Find the lines with the string "this" and return them.

Extracted data entries
##############################

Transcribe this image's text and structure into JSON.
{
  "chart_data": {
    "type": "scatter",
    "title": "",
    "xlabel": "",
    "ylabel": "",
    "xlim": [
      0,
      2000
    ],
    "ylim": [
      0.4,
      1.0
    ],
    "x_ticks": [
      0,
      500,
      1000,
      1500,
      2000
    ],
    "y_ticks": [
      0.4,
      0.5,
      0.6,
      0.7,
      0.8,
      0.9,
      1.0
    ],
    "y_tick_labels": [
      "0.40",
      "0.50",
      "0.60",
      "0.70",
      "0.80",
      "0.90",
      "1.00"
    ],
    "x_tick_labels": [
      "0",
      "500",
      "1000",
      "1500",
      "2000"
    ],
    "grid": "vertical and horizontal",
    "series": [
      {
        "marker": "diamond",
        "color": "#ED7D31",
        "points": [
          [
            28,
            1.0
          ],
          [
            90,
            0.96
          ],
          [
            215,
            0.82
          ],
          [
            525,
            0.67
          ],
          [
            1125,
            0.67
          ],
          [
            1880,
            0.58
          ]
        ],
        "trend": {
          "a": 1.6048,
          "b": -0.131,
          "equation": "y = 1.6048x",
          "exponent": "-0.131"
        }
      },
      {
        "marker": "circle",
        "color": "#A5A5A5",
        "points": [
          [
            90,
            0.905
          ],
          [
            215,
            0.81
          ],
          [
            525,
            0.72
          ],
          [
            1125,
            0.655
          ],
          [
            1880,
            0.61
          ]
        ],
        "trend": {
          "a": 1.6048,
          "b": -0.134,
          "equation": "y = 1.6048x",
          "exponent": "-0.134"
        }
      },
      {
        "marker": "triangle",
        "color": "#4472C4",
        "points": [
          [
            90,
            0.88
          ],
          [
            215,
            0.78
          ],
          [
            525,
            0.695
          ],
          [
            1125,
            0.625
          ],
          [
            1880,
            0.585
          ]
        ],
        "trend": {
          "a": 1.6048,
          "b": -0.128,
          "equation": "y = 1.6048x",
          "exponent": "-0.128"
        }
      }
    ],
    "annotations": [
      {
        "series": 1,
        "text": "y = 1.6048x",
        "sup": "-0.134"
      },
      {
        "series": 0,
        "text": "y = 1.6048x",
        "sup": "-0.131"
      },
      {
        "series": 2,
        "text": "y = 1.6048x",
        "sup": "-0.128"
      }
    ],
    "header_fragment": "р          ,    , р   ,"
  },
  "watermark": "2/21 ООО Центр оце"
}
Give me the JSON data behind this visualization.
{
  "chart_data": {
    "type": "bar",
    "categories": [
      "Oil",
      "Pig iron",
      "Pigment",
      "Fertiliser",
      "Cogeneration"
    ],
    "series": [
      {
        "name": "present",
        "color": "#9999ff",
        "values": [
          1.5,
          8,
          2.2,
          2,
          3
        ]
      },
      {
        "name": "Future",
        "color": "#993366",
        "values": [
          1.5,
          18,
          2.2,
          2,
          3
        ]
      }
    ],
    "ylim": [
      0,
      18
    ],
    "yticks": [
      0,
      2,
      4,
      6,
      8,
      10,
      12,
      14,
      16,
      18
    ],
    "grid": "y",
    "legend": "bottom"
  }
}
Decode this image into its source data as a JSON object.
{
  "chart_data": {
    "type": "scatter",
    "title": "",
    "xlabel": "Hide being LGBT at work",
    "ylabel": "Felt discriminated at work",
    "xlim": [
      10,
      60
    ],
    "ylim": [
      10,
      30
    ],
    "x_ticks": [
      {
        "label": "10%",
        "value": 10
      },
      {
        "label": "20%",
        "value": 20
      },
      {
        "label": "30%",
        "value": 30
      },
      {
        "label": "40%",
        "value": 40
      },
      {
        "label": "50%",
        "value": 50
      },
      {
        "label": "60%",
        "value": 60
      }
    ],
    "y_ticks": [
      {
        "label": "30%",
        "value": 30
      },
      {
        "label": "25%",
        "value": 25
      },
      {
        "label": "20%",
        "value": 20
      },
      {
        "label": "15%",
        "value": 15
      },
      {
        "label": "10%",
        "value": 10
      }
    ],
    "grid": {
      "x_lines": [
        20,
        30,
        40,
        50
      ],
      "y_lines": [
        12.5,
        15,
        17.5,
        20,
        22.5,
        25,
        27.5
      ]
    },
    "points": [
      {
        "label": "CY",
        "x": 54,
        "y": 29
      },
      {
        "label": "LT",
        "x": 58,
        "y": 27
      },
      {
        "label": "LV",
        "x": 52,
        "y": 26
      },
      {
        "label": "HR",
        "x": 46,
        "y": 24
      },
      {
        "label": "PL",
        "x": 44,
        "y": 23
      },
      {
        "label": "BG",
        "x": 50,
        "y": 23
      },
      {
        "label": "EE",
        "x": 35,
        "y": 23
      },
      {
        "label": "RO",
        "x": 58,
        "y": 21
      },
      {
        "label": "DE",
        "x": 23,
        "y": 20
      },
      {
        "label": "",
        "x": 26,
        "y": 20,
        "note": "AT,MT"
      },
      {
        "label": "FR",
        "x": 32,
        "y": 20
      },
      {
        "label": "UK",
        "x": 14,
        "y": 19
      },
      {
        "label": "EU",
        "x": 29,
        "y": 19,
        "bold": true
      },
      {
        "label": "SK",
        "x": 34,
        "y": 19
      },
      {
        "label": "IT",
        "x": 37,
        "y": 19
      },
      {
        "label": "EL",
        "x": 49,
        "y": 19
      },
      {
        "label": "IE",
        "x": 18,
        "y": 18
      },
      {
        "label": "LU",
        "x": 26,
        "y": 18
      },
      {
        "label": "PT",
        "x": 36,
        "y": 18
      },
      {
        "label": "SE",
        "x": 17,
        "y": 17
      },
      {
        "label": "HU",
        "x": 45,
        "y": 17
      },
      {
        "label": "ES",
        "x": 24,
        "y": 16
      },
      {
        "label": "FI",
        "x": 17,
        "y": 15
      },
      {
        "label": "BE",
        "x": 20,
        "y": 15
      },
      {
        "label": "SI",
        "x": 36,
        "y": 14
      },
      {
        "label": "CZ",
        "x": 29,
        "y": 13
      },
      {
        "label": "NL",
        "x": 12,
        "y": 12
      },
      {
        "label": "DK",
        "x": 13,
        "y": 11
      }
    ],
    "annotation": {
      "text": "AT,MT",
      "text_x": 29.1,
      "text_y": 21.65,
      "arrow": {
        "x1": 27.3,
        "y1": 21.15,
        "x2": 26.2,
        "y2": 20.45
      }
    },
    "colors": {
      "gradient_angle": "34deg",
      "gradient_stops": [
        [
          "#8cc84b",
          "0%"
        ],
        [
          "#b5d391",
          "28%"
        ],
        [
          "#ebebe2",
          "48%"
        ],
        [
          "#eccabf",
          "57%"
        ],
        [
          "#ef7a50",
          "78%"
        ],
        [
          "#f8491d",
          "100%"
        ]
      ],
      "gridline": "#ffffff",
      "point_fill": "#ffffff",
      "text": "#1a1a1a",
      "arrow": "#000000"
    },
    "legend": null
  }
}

##############################

__Result__.
Transcribe this image's text and structure into JSON.
Give me the JSON data behind this visualization.
Decode this image into its source data as a JSON object.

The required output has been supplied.